--- Information shown ---

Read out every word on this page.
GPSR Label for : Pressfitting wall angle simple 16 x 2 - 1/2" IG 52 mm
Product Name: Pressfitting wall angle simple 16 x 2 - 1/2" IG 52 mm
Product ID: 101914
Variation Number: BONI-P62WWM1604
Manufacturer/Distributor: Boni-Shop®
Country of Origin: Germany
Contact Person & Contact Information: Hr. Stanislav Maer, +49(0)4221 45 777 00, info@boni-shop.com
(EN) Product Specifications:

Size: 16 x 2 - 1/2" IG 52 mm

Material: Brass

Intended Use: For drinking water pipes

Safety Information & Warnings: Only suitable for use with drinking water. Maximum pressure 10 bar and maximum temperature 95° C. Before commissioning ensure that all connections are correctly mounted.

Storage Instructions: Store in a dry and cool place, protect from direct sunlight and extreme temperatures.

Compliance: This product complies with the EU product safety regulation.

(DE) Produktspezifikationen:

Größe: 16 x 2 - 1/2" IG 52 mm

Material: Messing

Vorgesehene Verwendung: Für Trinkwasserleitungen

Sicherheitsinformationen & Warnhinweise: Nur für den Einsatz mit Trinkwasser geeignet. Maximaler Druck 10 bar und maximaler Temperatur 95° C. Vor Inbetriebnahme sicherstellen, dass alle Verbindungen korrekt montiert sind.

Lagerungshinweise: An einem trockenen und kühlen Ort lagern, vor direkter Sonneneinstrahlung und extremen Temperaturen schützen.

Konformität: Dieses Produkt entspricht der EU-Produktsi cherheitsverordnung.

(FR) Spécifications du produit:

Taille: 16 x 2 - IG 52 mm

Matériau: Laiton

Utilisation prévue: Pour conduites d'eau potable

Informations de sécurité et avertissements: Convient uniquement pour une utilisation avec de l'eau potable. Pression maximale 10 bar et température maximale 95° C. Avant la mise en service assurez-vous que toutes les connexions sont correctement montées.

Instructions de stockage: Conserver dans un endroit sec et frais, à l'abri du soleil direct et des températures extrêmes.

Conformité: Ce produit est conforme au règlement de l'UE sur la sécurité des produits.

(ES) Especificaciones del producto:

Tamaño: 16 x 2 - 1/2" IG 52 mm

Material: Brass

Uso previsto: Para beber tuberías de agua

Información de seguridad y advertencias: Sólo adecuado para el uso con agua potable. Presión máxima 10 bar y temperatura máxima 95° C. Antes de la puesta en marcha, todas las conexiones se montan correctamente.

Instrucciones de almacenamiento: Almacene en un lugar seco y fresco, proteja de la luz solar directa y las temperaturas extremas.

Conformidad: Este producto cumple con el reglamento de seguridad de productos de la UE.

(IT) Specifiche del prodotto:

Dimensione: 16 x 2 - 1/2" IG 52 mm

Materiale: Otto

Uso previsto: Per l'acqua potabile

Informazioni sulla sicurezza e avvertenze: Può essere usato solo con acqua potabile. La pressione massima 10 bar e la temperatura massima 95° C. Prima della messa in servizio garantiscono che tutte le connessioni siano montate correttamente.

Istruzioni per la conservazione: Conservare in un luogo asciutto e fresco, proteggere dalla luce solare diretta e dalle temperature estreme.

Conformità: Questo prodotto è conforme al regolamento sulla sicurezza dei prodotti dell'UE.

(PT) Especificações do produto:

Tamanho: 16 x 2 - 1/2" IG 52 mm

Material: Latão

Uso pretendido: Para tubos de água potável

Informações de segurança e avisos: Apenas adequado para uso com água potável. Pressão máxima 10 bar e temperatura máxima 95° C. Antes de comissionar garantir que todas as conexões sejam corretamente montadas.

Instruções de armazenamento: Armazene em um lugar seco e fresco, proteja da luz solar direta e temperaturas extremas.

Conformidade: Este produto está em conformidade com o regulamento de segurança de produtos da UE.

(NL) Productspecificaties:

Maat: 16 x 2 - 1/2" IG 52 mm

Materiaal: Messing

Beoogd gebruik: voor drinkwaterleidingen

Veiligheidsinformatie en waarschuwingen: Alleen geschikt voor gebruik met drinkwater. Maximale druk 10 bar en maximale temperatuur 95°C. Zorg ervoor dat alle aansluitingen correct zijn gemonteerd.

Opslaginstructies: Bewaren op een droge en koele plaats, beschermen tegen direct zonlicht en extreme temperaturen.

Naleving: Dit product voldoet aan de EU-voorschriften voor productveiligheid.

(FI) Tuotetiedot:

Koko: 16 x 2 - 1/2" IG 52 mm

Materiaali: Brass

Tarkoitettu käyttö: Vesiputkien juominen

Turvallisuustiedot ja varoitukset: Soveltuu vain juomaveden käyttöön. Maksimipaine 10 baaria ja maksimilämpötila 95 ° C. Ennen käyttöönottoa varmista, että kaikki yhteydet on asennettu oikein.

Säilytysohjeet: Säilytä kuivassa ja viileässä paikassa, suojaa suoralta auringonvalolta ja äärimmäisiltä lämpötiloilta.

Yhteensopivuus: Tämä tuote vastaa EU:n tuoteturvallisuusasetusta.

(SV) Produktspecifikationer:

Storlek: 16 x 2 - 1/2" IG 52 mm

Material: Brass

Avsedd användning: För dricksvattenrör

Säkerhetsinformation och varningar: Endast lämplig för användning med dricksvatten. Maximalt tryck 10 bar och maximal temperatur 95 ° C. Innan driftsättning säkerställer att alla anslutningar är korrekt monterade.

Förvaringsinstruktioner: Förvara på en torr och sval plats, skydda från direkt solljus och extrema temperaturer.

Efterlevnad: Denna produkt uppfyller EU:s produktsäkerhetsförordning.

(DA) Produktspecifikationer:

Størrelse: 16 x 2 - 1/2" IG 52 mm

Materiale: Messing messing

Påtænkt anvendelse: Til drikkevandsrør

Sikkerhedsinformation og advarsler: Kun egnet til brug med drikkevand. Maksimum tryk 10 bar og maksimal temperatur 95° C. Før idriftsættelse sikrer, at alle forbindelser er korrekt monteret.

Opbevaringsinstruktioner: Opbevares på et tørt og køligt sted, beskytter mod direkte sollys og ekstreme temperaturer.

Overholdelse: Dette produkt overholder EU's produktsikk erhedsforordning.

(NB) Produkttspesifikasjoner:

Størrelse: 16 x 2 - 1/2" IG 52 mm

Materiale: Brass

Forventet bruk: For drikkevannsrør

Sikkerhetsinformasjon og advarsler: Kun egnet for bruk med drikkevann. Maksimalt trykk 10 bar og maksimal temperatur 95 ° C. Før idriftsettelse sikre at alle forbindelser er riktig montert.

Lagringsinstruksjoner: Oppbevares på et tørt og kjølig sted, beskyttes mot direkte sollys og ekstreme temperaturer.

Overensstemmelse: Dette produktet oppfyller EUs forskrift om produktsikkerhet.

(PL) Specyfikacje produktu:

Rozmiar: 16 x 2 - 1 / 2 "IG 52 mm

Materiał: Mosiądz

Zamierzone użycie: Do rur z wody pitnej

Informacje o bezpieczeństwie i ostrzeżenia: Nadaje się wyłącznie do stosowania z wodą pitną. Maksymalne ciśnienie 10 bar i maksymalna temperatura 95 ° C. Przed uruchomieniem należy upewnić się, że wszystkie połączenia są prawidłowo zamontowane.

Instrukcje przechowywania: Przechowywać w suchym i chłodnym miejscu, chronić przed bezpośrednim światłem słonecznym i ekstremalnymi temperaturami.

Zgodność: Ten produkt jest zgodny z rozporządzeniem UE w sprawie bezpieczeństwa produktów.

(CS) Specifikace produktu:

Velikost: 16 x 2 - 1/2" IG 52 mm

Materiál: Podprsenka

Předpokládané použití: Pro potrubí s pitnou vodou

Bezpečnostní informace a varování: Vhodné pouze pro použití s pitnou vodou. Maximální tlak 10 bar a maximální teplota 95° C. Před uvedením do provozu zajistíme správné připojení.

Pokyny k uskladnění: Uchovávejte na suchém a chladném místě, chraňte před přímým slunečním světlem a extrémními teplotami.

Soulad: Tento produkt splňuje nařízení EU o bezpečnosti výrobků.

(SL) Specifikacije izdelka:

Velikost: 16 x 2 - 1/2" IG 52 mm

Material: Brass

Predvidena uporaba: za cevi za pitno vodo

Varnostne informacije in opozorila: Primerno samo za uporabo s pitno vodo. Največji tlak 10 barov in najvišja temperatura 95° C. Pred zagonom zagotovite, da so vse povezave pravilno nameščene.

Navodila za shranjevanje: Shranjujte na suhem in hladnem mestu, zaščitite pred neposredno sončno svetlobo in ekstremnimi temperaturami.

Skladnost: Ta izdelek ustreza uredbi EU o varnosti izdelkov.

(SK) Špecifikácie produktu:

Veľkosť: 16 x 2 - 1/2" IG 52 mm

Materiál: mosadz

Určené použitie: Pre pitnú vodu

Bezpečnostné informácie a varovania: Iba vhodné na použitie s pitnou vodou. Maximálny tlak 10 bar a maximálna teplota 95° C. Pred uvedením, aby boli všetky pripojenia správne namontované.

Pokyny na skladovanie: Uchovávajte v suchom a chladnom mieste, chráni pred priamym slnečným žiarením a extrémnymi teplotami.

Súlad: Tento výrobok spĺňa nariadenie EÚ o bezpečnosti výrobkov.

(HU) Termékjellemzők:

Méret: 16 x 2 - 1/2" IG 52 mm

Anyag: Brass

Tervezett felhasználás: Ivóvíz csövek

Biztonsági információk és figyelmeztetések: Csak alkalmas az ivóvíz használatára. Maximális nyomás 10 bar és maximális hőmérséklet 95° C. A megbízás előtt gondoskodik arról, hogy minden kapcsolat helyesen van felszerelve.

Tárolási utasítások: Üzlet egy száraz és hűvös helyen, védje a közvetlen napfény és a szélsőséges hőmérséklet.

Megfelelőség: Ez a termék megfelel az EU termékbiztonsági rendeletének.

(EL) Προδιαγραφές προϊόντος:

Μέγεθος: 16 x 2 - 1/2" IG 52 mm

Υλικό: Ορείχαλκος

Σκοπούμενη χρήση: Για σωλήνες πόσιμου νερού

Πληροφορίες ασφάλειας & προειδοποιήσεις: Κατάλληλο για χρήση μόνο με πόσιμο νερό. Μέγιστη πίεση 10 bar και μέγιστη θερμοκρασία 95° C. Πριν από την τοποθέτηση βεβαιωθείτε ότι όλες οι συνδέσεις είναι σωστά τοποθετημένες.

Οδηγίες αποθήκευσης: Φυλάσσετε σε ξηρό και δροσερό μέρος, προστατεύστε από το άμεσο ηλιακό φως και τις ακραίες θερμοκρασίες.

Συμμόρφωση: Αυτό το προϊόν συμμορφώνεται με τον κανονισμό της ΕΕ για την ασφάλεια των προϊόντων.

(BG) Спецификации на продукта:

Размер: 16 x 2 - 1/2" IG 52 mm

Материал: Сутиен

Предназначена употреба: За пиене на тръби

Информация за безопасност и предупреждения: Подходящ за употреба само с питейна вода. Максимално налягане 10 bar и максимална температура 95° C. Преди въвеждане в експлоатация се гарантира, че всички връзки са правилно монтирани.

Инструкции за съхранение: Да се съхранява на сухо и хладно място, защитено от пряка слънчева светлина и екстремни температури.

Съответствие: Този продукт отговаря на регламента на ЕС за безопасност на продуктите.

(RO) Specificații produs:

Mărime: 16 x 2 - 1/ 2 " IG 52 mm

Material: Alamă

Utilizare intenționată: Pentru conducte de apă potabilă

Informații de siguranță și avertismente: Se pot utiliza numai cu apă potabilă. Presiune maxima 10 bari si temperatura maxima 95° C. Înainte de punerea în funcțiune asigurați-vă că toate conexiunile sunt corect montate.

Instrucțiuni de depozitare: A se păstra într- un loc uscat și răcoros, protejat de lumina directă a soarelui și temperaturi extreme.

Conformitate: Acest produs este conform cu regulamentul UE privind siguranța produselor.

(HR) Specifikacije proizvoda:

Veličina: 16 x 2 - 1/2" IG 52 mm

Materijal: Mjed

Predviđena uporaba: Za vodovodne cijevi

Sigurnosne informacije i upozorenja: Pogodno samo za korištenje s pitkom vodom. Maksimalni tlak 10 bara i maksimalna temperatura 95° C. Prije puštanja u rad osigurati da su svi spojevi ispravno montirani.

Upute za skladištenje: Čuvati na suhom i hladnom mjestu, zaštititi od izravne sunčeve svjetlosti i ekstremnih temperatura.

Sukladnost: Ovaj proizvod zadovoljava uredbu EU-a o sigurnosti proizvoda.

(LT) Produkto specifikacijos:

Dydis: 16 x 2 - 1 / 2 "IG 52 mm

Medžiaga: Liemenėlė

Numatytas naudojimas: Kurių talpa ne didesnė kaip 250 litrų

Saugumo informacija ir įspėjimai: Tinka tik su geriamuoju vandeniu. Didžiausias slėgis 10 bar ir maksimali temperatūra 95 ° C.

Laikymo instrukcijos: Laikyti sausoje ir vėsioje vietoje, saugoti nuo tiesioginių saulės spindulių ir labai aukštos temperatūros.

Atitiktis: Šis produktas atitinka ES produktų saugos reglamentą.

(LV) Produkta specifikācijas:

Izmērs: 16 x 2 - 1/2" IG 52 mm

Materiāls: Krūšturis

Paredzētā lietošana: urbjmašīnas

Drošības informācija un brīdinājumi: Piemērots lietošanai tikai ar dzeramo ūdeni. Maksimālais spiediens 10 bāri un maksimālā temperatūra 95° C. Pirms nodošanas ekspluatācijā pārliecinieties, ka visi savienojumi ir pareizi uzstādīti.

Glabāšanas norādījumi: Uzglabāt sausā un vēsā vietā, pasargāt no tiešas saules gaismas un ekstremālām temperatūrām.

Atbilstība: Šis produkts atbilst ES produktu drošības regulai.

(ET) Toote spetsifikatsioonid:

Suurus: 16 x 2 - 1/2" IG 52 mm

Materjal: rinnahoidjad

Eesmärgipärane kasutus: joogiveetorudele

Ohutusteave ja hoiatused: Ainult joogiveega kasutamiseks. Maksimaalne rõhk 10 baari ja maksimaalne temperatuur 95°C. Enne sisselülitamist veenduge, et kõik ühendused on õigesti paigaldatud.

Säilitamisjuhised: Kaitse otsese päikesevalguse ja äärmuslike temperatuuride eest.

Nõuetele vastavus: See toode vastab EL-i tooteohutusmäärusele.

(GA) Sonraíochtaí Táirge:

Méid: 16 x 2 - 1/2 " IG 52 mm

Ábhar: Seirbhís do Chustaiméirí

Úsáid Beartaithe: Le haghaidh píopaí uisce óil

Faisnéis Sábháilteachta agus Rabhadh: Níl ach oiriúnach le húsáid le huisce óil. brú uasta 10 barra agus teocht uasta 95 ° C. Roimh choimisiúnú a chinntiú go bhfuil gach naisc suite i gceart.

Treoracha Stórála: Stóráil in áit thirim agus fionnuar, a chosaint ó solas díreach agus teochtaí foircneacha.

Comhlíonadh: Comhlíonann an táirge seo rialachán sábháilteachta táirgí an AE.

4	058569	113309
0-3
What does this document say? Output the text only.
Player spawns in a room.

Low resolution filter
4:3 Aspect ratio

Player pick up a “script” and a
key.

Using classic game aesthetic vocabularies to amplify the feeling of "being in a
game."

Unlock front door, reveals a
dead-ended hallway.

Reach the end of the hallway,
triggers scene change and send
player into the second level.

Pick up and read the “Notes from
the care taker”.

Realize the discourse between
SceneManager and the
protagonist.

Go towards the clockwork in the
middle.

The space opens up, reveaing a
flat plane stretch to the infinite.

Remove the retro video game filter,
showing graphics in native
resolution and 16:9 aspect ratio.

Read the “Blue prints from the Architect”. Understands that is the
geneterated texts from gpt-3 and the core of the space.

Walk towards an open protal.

---

Review the preceding data and report every line that includes the string "tlak".

Response:
Bezpečnostní informace a varování: Vhodné pouze pro použití s pitnou vodou. Maximální tlak 10 bar a maximální teplota 95° C. Před uvedením do provozu zajistíme správné připojení.
Varnostne informacije in opozorila: Primerno samo za uporabo s pitno vodo. Največji tlak 10 barov in najvišja temperatura 95° C. Pred zagonom zagotovite, da so vse povezave pravilno nameščene.
Bezpečnostné informácie a varovania: Iba vhodné na použitie s pitnou vodou. Maximálny tlak 10 bar a maximálna teplota 95° C. Pred uvedením, aby boli všetky pripojenia správne namontované.
Sigurnosne informacije i upozorenja: Pogodno samo za korištenje s pitkom vodom. Maksimalni tlak 10 bara i maksimalna temperatura 95° C. Prije puštanja u rad osigurati da su svi spojevi ispravno montirani.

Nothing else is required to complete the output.